■ INSTRUCTION: Find the lines below that contain the word "title" and count them. Only the number should be given.
--- START DATA FOR PROCESSING ---
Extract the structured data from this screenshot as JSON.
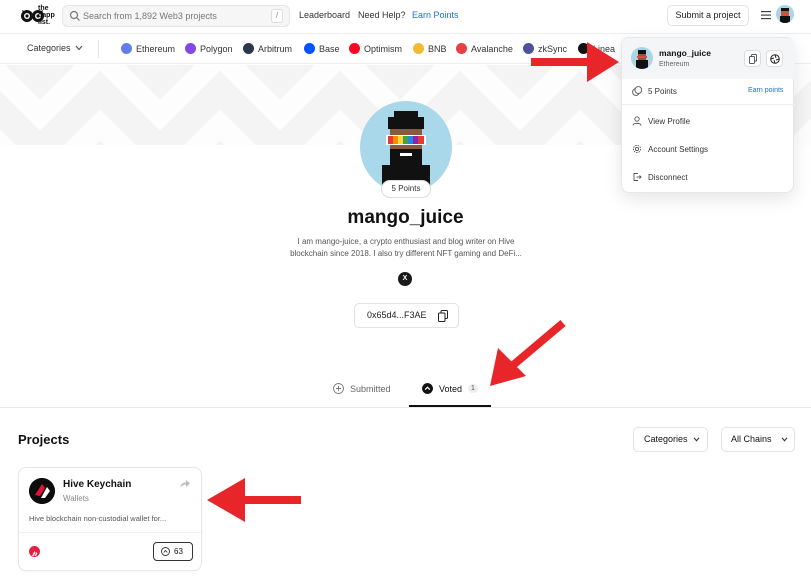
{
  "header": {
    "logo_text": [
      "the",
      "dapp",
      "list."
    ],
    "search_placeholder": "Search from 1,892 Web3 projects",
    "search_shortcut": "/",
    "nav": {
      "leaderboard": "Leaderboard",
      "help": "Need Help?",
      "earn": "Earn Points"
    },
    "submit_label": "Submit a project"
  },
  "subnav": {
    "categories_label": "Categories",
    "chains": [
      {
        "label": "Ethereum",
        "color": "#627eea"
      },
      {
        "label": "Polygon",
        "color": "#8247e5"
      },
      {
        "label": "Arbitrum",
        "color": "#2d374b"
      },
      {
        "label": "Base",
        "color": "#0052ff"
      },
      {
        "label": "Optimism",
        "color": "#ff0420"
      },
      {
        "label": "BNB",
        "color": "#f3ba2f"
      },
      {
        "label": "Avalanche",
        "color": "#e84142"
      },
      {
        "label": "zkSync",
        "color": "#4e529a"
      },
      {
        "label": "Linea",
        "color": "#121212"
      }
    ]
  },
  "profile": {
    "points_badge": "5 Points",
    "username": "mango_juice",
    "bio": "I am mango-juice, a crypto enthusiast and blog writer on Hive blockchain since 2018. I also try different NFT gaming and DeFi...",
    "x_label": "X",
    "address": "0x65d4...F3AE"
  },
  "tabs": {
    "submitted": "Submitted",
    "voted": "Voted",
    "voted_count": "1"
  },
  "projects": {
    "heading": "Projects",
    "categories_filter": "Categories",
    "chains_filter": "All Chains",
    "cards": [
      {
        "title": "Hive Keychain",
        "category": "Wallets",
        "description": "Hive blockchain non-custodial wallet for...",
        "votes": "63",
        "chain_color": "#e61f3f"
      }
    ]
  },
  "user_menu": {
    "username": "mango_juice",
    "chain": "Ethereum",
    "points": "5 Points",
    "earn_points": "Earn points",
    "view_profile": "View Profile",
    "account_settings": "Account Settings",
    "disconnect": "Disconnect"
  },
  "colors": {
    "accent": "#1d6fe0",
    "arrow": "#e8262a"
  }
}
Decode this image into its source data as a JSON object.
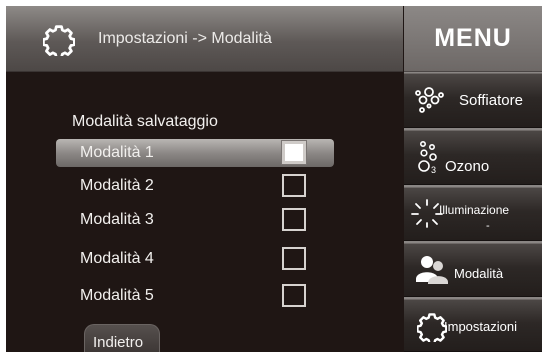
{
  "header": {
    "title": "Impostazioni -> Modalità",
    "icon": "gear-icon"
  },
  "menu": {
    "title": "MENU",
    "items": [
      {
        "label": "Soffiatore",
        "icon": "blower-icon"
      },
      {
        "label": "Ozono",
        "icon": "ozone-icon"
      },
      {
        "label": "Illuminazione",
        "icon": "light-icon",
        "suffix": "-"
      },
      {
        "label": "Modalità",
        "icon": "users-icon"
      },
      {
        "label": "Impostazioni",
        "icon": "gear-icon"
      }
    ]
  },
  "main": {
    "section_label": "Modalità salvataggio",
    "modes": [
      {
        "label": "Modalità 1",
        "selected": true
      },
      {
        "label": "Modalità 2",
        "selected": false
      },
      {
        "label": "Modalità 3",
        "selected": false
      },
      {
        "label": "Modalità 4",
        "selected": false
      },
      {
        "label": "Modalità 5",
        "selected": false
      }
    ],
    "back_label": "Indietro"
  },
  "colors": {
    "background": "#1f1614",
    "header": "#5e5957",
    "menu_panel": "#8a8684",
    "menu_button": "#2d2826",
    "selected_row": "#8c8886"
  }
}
--- END DATA FOR PROCESSING ---
■ SOLUTION TO THE EXERCISE: 3